- **Task instructions**:
Transcribe every entry word for word, leaving out all images.

Source records:
============

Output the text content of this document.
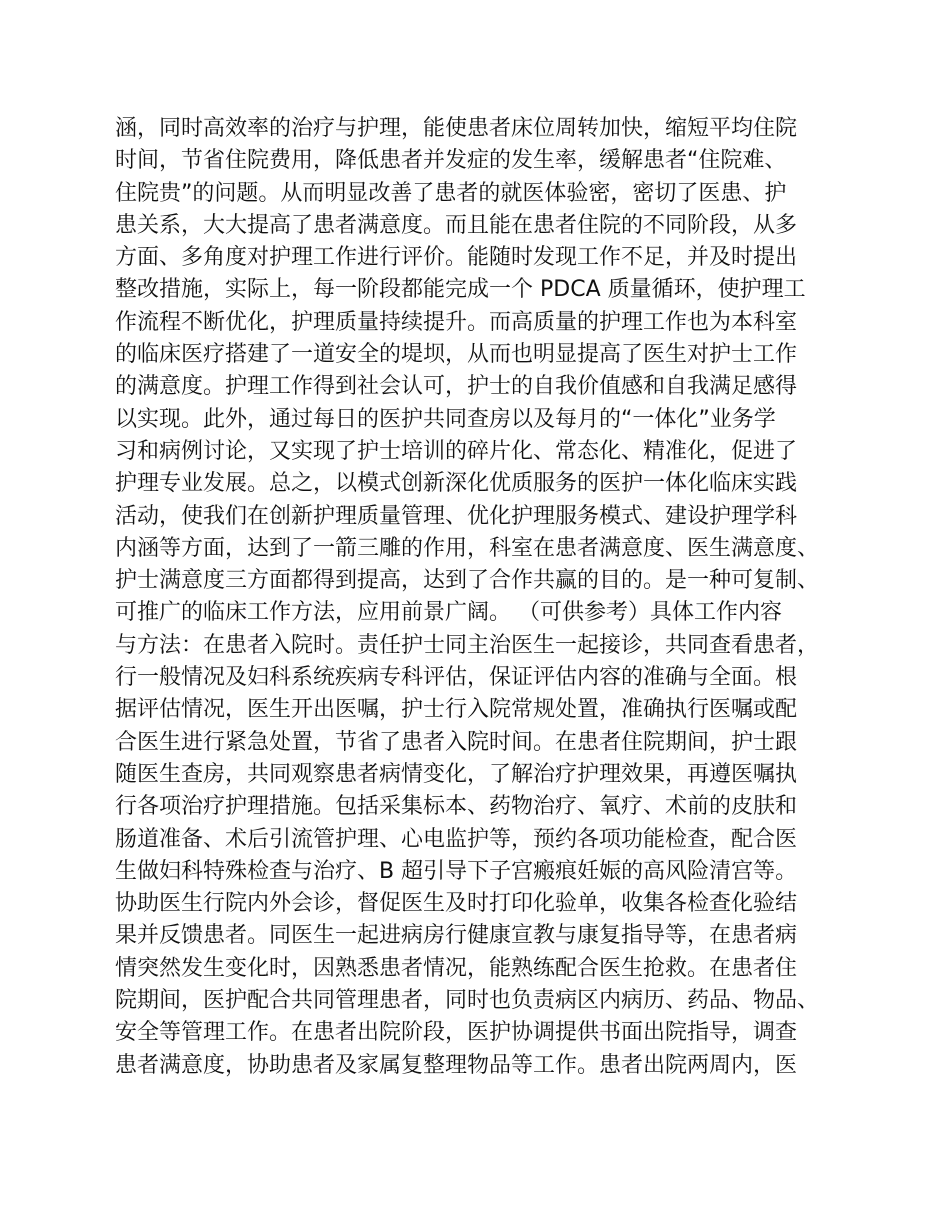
涵，同时高效率的治疗与护理，能使患者床位周转加快，缩短平均住院
时间，节省住院费用，降低患者并发症的发生率，缓解患者“住院难、
住院贵”的问题。从而明显改善了患者的就医体验密，密切了医患、护
患关系，大大提高了患者满意度。而且能在患者住院的不同阶段，从多
方面、多角度对护理工作进行评价。能随时发现工作不足，并及时提出
整改措施，实际上，每一阶段都能完成一个 PDCA 质量循环，使护理工
作流程不断优化，护理质量持续提升。而高质量的护理工作也为本科室
的临床医疗搭建了一道安全的堤坝，从而也明显提高了医生对护士工作
的满意度。护理工作得到社会认可，护士的自我价值感和自我满足感得
以实现。此外，通过每日的医护共同查房以及每月的“一体化”业务学
习和病例讨论，又实现了护士培训的碎片化、常态化、精准化，促进了
护理专业发展。总之，以模式创新深化优质服务的医护一体化临床实践
活动，使我们在创新护理质量管理、优化护理服务模式、建设护理学科
内涵等方面，达到了一箭三雕的作用，科室在患者满意度、医生满意度、
护士满意度三方面都得到提高，达到了合作共赢的目的。是一种可复制、
可推广的临床工作方法，应用前景广阔。 （可供参考）具体工作内容
与方法：在患者入院时。责任护士同主治医生一起接诊，共同查看患者，
行一般情况及妇科系统疾病专科评估，保证评估内容的准确与全面。根
据评估情况，医生开出医嘱，护士行入院常规处置，准确执行医嘱或配
合医生进行紧急处置，节省了患者入院时间。在患者住院期间，护士跟
随医生查房，共同观察患者病情变化，了解治疗护理效果，再遵医嘱执
行各项治疗护理措施。包括采集标本、药物治疗、氧疗、术前的皮肤和
肠道准备、术后引流管护理、心电监护等，预约各项功能检查，配合医
生做妇科特殊检查与治疗、B 超引导下子宫瘢痕妊娠的高风险清宫等。
协助医生行院内外会诊，督促医生及时打印化验单，收集各检查化验结
果并反馈患者。同医生一起进病房行健康宣教与康复指导等，在患者病
情突然发生变化时，因熟悉患者情况，能熟练配合医生抢救。在患者住
院期间，医护配合共同管理患者，同时也负责病区内病历、药品、物品、
安全等管理工作。在患者出院阶段，医护协调提供书面出院指导，调查
患者满意度，协助患者及家属复整理物品等工作。患者出院两周内，医
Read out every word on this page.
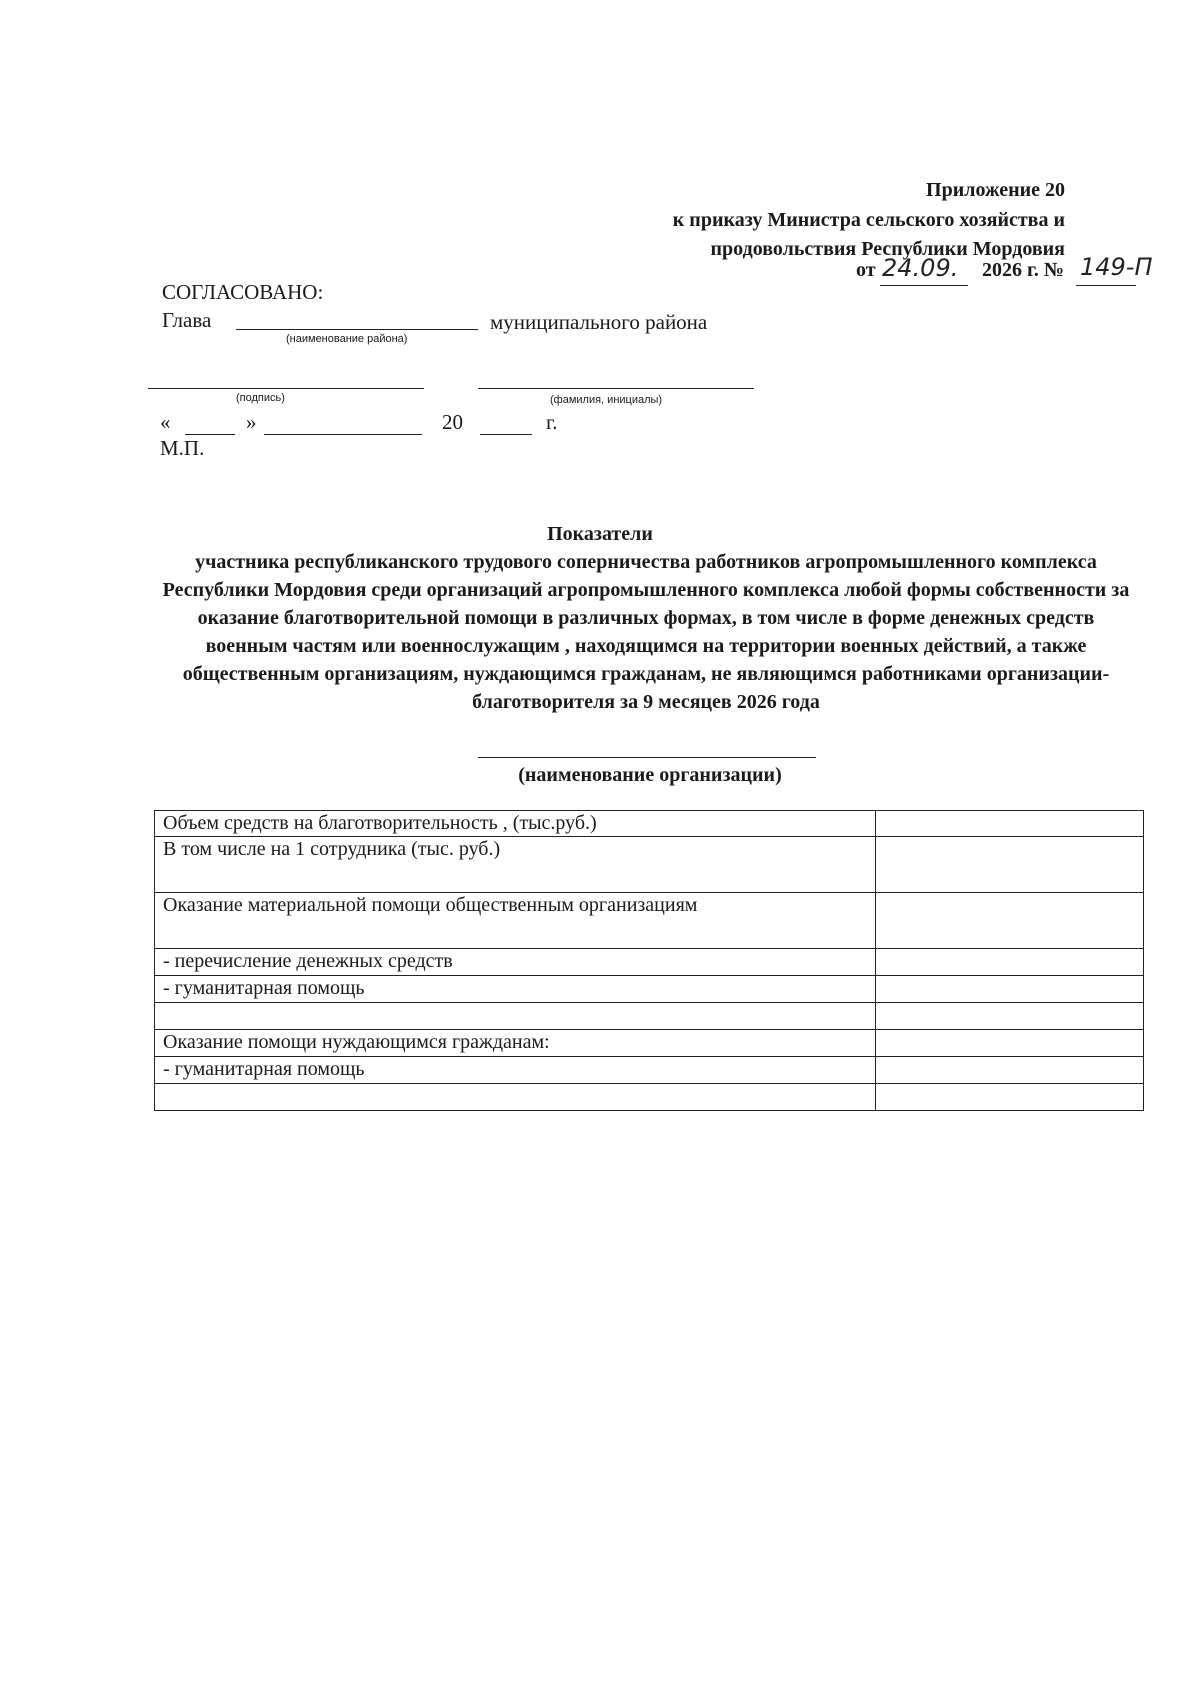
Приложение 20
к приказу Министра сельского хозяйства и
продовольствия Республики Мордовия
от 24.09. 2026 г. № 149-П
СОГЛАСОВАНО:
Глава	муниципального района
(наименование района)
(подпись)	(фамилия, инициалы)
«	»	20	г.
М.П.
Показатели
участника республиканского трудового соперничества работников агропромышленного комплекса Республики Мордовия среди организаций агропромышленного комплекса любой формы собственности за оказание благотворительной помощи в различных формах, в том числе в форме денежных средств военным частям или военнослужащим , находящимся на территории военных действий, а также общественным организациям, нуждающимся гражданам, не являющимся работниками организации- благотворителя за 9 месяцев 2026 года
(наименование организации)
Объем средств на благотворительность , (тыс.руб.)	
В том числе на 1 сотрудника (тыс. руб.)	
Оказание материальной помощи общественным организациям	
- перечисление денежных средств	
- гуманитарная помощь	

Оказание помощи нуждающимся гражданам:	
- гуманитарная помощь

============

- **Answer to the exercise**:
Output the text content of this document.
涵，同时高效率的治疗与护理，能使患者床位周转加快，缩短平均住院
时间，节省住院费用，降低患者并发症的发生率，缓解患者“住院难、
住院贵”的问题。从而明显改善了患者的就医体验密，密切了医患、护
患关系，大大提高了患者满意度。而且能在患者住院的不同阶段，从多
方面、多角度对护理工作进行评价。能随时发现工作不足，并及时提出
整改措施，实际上，每一阶段都能完成一个 PDCA 质量循环，使护理工
作流程不断优化，护理质量持续提升。而高质量的护理工作也为本科室
的临床医疗搭建了一道安全的堤坝，从而也明显提高了医生对护士工作
的满意度。护理工作得到社会认可，护士的自我价值感和自我满足感得
以实现。此外，通过每日的医护共同查房以及每月的“一体化”业务学
习和病例讨论，又实现了护士培训的碎片化、常态化、精准化，促进了
护理专业发展。总之，以模式创新深化优质服务的医护一体化临床实践
活动，使我们在创新护理质量管理、优化护理服务模式、建设护理学科
内涵等方面，达到了一箭三雕的作用，科室在患者满意度、医生满意度、
护士满意度三方面都得到提高，达到了合作共赢的目的。是一种可复制、
可推广的临床工作方法，应用前景广阔。 （可供参考）具体工作内容
与方法：在患者入院时。责任护士同主治医生一起接诊，共同查看患者，
行一般情况及妇科系统疾病专科评估，保证评估内容的准确与全面。根
据评估情况，医生开出医嘱，护士行入院常规处置，准确执行医嘱或配
合医生进行紧急处置，节省了患者入院时间。在患者住院期间，护士跟
随医生查房，共同观察患者病情变化，了解治疗护理效果，再遵医嘱执
行各项治疗护理措施。包括采集标本、药物治疗、氧疗、术前的皮肤和
肠道准备、术后引流管护理、心电监护等，预约各项功能检查，配合医
生做妇科特殊检查与治疗、B 超引导下子宫瘢痕妊娠的高风险清宫等。
协助医生行院内外会诊，督促医生及时打印化验单，收集各检查化验结
果并反馈患者。同医生一起进病房行健康宣教与康复指导等，在患者病
情突然发生变化时，因熟悉患者情况，能熟练配合医生抢救。在患者住
院期间，医护配合共同管理患者，同时也负责病区内病历、药品、物品、
安全等管理工作。在患者出院阶段，医护协调提供书面出院指导，调查
患者满意度，协助患者及家属复整理物品等工作。患者出院两周内，医
Read out every word on this page.
Приложение 20
к приказу Министра сельского хозяйства и
продовольствия Республики Мордовия
от 24.09. 2026 г. № 149-П
СОГЛАСОВАНО:
Глава	муниципального района
(наименование района)
(подпись)	(фамилия, инициалы)
«	»	20	г.
М.П.
Показатели
участника республиканского трудового соперничества работников агропромышленного комплекса Республики Мордовия среди организаций агропромышленного комплекса любой формы собственности за оказание благотворительной помощи в различных формах, в том числе в форме денежных средств военным частям или военнослужащим , находящимся на территории военных действий, а также общественным организациям, нуждающимся гражданам, не являющимся работниками организации- благотворителя за 9 месяцев 2026 года
(наименование организации)
Объем средств на благотворительность , (тыс.руб.)	
В том числе на 1 сотрудника (тыс. руб.)	
Оказание материальной помощи общественным организациям	
- перечисление денежных средств	
- гуманитарная помощь	

Оказание помощи нуждающимся гражданам:	
- гуманитарная помощь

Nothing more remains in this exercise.